TASK INSTRUCTIONS >>
Reproduce the listing below in full and without alteration, apart from its pictures.

══════════════════════════════

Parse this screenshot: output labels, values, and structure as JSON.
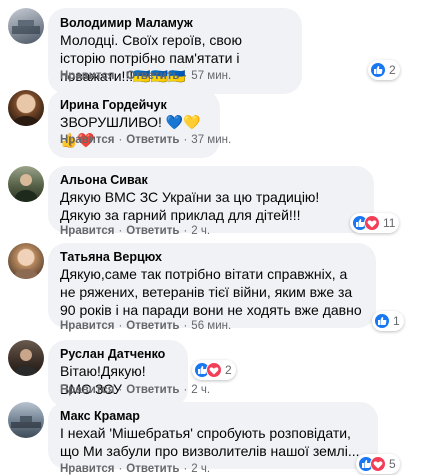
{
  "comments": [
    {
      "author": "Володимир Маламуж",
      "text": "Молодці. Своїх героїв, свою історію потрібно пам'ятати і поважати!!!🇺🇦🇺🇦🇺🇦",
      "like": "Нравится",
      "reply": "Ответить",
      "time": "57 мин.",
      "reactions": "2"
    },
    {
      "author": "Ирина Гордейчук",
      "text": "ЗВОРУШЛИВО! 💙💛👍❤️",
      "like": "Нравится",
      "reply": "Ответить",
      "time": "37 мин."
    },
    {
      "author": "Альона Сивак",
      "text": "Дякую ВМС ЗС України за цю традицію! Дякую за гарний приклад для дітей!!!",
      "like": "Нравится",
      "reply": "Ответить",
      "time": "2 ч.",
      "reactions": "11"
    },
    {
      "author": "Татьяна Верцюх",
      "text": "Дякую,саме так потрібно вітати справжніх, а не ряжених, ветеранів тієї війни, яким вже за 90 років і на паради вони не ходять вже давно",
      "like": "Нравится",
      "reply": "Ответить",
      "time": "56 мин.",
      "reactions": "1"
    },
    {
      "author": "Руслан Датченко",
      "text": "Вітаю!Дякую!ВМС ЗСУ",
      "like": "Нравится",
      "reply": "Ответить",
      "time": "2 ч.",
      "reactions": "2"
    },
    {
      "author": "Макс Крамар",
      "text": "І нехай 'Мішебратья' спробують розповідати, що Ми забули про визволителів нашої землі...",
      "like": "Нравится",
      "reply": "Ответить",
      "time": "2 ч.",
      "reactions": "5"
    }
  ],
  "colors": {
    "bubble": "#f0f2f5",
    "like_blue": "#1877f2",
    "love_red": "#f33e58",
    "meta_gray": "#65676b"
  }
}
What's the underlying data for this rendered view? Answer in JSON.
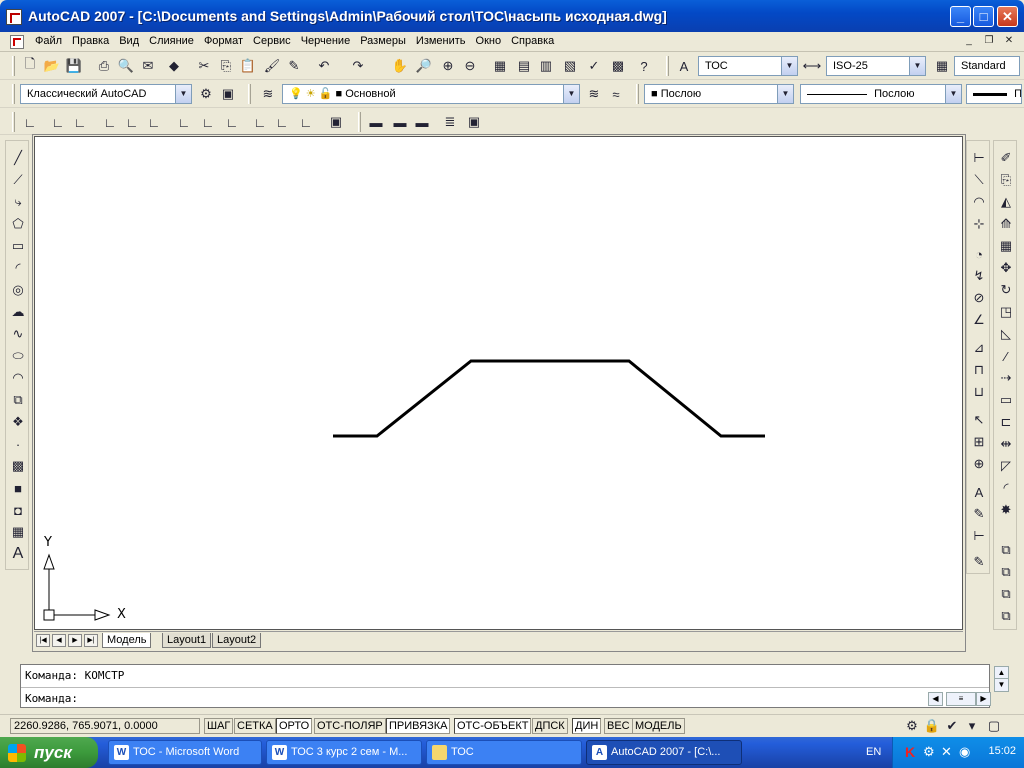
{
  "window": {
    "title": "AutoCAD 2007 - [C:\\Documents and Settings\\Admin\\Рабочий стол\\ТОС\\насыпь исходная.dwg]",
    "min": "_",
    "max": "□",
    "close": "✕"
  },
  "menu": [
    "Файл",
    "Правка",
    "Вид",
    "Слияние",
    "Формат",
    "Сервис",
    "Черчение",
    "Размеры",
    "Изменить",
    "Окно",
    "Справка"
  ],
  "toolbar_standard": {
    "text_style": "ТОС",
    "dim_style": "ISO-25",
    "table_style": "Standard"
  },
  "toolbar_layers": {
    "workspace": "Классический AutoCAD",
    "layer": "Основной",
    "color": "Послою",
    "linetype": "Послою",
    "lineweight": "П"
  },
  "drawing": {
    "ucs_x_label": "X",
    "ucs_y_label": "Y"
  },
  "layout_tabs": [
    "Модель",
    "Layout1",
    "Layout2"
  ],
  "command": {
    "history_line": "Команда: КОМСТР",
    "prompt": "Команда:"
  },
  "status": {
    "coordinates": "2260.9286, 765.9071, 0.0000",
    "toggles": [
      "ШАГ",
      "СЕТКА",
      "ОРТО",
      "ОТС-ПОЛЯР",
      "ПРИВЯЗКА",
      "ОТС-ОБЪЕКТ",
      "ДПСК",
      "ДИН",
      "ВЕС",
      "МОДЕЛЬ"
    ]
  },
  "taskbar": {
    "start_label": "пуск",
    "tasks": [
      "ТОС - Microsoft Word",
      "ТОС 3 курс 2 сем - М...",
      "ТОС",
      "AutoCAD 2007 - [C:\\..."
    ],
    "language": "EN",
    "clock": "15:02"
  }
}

══════════════════════════════

SOLUTION TO THIS PROBLEM >>
Parse this screenshot: output labels, values, and structure as JSON.
{
  "comments": [
    {
      "author": "Володимир Маламуж",
      "text": "Молодці. Своїх героїв, свою історію потрібно пам'ятати і поважати!!!🇺🇦🇺🇦🇺🇦",
      "like": "Нравится",
      "reply": "Ответить",
      "time": "57 мин.",
      "reactions": "2"
    },
    {
      "author": "Ирина Гордейчук",
      "text": "ЗВОРУШЛИВО! 💙💛👍❤️",
      "like": "Нравится",
      "reply": "Ответить",
      "time": "37 мин."
    },
    {
      "author": "Альона Сивак",
      "text": "Дякую ВМС ЗС України за цю традицію! Дякую за гарний приклад для дітей!!!",
      "like": "Нравится",
      "reply": "Ответить",
      "time": "2 ч.",
      "reactions": "11"
    },
    {
      "author": "Татьяна Верцюх",
      "text": "Дякую,саме так потрібно вітати справжніх, а не ряжених, ветеранів тієї війни, яким вже за 90 років і на паради вони не ходять вже давно",
      "like": "Нравится",
      "reply": "Ответить",
      "time": "56 мин.",
      "reactions": "1"
    },
    {
      "author": "Руслан Датченко",
      "text": "Вітаю!Дякую!ВМС ЗСУ",
      "like": "Нравится",
      "reply": "Ответить",
      "time": "2 ч.",
      "reactions": "2"
    },
    {
      "author": "Макс Крамар",
      "text": "І нехай 'Мішебратья' спробують розповідати, що Ми забули про визволителів нашої землі...",
      "like": "Нравится",
      "reply": "Ответить",
      "time": "2 ч.",
      "reactions": "5"
    }
  ],
  "colors": {
    "bubble": "#f0f2f5",
    "like_blue": "#1877f2",
    "love_red": "#f33e58",
    "meta_gray": "#65676b"
  }
}
What's the underlying data for this rendered view? Answer in JSON.
{
  "window": {
    "title": "AutoCAD 2007 - [C:\\Documents and Settings\\Admin\\Рабочий стол\\ТОС\\насыпь исходная.dwg]",
    "min": "_",
    "max": "□",
    "close": "✕"
  },
  "menu": [
    "Файл",
    "Правка",
    "Вид",
    "Слияние",
    "Формат",
    "Сервис",
    "Черчение",
    "Размеры",
    "Изменить",
    "Окно",
    "Справка"
  ],
  "toolbar_standard": {
    "text_style": "ТОС",
    "dim_style": "ISO-25",
    "table_style": "Standard"
  },
  "toolbar_layers": {
    "workspace": "Классический AutoCAD",
    "layer": "Основной",
    "color": "Послою",
    "linetype": "Послою",
    "lineweight": "П"
  },
  "drawing": {
    "ucs_x_label": "X",
    "ucs_y_label": "Y"
  },
  "layout_tabs": [
    "Модель",
    "Layout1",
    "Layout2"
  ],
  "command": {
    "history_line": "Команда: КОМСТР",
    "prompt": "Команда:"
  },
  "status": {
    "coordinates": "2260.9286, 765.9071, 0.0000",
    "toggles": [
      "ШАГ",
      "СЕТКА",
      "ОРТО",
      "ОТС-ПОЛЯР",
      "ПРИВЯЗКА",
      "ОТС-ОБЪЕКТ",
      "ДПСК",
      "ДИН",
      "ВЕС",
      "МОДЕЛЬ"
    ]
  },
  "taskbar": {
    "start_label": "пуск",
    "tasks": [
      "ТОС - Microsoft Word",
      "ТОС 3 курс 2 сем - М...",
      "ТОС",
      "AutoCAD 2007 - [C:\\..."
    ],
    "language": "EN",
    "clock": "15:02"
  }
}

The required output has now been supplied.